- _OBJECTIVE_
Change every "potential" to "voltage" in the listing below, from its first line up to and including the line with "Text: Consider two", and leave everything else in those lines unchanged.

- _RECORD LIST_

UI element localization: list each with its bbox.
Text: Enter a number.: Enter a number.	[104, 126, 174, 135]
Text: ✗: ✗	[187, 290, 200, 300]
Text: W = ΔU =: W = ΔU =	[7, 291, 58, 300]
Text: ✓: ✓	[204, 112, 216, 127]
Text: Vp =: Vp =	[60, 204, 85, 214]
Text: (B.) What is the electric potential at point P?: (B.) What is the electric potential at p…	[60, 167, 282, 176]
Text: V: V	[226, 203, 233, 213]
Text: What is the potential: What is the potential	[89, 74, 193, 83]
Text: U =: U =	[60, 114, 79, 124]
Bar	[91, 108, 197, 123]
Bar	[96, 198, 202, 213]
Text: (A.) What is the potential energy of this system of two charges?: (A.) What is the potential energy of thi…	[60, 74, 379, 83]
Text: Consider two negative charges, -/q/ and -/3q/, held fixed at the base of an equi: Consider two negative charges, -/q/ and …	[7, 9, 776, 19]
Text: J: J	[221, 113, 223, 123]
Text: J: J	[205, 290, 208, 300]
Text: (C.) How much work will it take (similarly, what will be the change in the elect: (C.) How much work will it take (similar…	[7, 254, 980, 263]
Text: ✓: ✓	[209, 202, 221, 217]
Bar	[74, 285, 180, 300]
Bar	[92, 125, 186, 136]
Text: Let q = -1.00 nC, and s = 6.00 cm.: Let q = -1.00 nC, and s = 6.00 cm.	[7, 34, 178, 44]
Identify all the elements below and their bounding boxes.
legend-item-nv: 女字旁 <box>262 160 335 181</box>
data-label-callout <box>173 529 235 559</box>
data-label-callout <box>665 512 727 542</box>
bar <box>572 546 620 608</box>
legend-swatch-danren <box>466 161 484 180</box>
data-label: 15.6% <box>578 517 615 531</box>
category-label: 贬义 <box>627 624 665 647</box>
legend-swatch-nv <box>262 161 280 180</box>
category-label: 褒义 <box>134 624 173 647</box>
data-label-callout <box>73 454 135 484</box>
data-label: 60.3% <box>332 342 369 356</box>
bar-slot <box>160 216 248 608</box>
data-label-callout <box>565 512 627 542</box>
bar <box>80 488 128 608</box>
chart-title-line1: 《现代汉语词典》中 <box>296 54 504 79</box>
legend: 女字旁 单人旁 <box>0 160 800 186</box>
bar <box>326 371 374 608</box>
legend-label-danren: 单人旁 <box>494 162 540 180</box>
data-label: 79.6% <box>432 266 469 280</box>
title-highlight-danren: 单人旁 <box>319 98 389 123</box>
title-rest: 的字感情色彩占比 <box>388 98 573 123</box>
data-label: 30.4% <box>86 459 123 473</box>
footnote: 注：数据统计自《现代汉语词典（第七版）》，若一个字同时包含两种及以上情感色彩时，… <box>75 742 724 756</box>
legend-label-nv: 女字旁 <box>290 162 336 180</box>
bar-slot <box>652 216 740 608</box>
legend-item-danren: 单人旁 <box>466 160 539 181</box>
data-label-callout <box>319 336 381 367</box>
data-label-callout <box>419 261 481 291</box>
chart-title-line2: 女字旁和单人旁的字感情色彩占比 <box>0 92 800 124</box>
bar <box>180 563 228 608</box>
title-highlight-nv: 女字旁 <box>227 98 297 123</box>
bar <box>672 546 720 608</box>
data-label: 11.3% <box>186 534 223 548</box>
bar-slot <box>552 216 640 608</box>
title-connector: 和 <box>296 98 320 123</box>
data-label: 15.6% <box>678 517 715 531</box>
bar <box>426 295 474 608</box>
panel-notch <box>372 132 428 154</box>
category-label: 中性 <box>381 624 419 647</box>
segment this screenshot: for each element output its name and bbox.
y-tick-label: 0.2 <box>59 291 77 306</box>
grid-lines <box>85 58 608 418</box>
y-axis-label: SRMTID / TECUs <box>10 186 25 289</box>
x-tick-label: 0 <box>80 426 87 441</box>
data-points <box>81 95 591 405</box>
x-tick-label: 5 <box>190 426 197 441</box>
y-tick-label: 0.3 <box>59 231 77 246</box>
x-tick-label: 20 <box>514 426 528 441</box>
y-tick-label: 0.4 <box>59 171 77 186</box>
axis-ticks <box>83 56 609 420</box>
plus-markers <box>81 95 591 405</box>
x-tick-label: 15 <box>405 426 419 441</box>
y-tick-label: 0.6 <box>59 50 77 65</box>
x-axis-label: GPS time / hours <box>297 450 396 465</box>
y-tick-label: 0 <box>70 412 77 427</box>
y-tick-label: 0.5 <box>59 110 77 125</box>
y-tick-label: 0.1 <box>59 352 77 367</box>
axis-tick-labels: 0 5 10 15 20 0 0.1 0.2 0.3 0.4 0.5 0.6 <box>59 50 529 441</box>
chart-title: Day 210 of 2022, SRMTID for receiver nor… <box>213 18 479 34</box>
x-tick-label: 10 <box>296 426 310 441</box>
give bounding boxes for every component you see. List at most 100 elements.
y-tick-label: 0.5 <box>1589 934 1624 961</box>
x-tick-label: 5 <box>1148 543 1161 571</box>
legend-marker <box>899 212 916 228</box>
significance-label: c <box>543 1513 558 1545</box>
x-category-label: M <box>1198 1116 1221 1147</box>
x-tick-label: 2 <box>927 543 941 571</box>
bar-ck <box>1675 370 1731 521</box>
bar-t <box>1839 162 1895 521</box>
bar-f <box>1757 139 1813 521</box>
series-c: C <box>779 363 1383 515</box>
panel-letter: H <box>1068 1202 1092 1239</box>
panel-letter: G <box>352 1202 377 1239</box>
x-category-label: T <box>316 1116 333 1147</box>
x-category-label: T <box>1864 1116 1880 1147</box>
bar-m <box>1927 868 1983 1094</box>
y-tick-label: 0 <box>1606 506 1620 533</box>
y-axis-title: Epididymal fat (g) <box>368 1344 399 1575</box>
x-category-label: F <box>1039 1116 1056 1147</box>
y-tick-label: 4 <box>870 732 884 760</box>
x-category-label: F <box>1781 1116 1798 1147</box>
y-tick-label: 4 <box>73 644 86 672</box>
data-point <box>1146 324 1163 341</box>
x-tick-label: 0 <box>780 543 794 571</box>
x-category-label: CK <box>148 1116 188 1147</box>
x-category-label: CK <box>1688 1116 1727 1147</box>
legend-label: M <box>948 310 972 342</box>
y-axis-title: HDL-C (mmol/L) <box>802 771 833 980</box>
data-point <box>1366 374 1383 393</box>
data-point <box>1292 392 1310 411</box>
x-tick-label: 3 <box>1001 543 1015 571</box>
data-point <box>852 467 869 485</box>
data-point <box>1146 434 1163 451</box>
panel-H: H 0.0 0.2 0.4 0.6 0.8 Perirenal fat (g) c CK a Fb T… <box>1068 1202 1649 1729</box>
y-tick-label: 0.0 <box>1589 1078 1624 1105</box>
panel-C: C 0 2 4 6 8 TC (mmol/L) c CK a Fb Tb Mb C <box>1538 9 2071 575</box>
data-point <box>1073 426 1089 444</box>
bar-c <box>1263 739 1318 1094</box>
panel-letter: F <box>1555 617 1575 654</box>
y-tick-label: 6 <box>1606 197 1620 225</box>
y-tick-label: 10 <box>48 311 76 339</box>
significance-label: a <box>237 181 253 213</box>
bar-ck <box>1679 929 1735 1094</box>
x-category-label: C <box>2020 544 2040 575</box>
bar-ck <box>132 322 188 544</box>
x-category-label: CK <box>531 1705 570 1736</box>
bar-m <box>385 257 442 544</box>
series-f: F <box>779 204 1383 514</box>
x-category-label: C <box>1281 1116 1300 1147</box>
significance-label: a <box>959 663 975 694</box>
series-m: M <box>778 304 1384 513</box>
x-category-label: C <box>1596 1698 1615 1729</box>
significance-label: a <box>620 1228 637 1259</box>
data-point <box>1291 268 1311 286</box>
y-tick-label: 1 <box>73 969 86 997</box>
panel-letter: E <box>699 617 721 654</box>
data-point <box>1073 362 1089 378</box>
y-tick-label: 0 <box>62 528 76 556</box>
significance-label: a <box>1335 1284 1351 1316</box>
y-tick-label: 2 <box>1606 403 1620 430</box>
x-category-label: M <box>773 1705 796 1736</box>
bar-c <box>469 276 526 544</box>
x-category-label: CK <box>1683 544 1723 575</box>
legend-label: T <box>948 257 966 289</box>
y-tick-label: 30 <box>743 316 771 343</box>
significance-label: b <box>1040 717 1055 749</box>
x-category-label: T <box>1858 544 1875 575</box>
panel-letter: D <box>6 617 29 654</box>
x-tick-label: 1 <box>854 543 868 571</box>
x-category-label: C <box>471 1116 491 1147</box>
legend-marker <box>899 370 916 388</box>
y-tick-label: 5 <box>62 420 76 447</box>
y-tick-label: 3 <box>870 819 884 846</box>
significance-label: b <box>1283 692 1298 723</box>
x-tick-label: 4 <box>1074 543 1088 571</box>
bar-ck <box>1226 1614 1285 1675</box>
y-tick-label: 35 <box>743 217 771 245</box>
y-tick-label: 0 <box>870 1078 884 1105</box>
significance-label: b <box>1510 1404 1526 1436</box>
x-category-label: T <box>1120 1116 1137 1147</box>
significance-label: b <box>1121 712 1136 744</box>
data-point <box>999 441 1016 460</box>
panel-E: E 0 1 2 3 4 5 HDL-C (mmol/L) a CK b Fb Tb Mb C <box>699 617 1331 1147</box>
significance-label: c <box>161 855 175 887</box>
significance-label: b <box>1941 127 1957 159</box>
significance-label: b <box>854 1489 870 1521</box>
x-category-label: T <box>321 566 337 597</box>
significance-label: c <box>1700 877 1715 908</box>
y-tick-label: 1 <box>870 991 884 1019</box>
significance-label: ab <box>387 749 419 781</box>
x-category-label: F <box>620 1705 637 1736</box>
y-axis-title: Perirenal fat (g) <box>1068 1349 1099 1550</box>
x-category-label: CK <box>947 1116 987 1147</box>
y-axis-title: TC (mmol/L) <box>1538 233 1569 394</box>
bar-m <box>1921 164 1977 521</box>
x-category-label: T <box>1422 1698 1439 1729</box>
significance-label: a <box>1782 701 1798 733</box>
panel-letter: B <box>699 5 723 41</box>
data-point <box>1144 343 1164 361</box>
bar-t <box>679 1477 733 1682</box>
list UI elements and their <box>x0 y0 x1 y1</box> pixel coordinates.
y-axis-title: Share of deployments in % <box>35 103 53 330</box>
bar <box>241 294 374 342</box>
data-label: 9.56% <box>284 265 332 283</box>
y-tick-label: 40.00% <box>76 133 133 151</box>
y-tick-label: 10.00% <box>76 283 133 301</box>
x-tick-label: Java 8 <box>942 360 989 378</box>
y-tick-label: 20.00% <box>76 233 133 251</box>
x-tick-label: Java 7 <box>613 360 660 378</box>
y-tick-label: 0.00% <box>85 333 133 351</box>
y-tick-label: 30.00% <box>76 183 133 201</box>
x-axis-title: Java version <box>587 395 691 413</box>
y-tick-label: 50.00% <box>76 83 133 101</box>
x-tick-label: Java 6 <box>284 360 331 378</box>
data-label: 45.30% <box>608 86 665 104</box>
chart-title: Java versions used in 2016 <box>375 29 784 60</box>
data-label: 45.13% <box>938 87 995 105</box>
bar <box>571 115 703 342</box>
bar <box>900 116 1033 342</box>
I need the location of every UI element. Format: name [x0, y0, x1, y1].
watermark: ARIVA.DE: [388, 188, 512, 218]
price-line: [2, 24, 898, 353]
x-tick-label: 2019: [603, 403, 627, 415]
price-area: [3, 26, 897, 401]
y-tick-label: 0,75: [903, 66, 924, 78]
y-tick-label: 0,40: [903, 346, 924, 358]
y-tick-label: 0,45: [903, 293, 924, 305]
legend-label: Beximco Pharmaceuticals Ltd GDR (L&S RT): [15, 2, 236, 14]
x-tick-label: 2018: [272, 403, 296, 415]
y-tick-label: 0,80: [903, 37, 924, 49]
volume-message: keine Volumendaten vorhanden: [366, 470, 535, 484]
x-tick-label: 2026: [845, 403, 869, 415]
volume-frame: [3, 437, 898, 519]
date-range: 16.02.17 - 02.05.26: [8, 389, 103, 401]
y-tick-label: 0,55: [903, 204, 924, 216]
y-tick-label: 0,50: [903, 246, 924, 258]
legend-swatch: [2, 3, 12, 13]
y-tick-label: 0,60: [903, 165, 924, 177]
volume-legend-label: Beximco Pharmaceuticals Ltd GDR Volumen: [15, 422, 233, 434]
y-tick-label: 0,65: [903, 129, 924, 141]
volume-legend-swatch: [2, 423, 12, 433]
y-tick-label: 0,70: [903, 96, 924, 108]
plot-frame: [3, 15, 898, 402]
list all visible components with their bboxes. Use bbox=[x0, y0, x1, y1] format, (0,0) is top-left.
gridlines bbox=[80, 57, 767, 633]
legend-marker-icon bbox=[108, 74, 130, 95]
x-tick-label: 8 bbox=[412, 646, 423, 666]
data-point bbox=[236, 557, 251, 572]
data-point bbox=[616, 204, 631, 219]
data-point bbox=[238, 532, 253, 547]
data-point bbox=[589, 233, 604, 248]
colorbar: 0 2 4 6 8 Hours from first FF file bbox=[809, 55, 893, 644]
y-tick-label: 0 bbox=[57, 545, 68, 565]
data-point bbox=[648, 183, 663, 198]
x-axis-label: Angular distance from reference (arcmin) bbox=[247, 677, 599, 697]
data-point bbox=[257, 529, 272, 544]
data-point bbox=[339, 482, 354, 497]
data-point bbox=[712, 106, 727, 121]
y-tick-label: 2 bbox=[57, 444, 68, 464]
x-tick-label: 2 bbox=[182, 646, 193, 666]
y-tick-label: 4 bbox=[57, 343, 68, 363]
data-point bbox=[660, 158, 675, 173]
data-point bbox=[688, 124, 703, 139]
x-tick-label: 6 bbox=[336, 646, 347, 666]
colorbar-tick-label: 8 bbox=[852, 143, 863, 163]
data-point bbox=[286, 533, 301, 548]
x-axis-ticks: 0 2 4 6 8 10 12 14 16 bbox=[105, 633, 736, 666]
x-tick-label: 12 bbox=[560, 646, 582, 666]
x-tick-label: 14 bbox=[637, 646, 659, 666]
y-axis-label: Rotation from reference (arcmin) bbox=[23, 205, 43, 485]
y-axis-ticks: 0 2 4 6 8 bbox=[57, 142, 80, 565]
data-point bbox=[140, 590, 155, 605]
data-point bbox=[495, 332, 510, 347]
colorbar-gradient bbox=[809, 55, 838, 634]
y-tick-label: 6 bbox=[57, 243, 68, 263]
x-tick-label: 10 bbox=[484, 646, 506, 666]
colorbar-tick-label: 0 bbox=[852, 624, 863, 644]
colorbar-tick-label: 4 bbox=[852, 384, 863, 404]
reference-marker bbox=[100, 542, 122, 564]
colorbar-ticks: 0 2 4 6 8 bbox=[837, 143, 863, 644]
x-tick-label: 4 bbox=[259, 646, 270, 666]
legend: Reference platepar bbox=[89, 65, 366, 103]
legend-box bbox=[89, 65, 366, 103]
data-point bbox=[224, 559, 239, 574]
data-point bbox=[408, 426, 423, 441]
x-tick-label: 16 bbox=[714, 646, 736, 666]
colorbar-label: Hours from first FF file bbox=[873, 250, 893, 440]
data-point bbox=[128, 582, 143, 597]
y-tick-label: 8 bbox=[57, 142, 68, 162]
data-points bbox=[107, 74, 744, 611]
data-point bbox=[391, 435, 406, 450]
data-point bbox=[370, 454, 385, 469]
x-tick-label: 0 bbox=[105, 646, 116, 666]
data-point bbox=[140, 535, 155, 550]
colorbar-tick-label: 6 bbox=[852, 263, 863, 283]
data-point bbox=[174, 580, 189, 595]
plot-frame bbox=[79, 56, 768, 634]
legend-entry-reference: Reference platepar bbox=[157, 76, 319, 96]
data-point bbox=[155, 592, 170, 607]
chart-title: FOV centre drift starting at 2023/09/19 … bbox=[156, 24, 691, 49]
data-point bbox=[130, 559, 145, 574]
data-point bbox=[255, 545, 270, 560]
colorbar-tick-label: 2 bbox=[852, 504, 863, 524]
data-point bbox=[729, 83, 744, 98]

- _RESULT FOR THIS EXERCISE_
UI element localization: list each with its bbox.
Text: Enter a number.: Enter a number.	[104, 126, 174, 135]
Text: ✗: ✗	[187, 290, 200, 300]
Text: W = ΔU =: W = ΔU =	[7, 291, 58, 300]
Text: ✓: ✓	[204, 112, 216, 127]
Text: Vp =: Vp =	[60, 204, 85, 214]
Text: (B.) What is the electric voltage at point P?: (B.) What is the electric voltage at p…	[60, 167, 282, 176]
Text: V: V	[226, 203, 233, 213]
Text: What is the voltage: What is the voltage	[89, 74, 193, 83]
Text: U =: U =	[60, 114, 79, 124]
Bar	[91, 108, 197, 123]
Bar	[96, 198, 202, 213]
Text: (A.) What is the voltage energy of this system of two charges?: (A.) What is the voltage energy of thi…	[60, 74, 379, 83]
Text: Consider two negative charges, -/q/ and -/3q/, held fixed at the base of an equi: Consider two negative charges, -/q/ and …	[7, 9, 776, 19]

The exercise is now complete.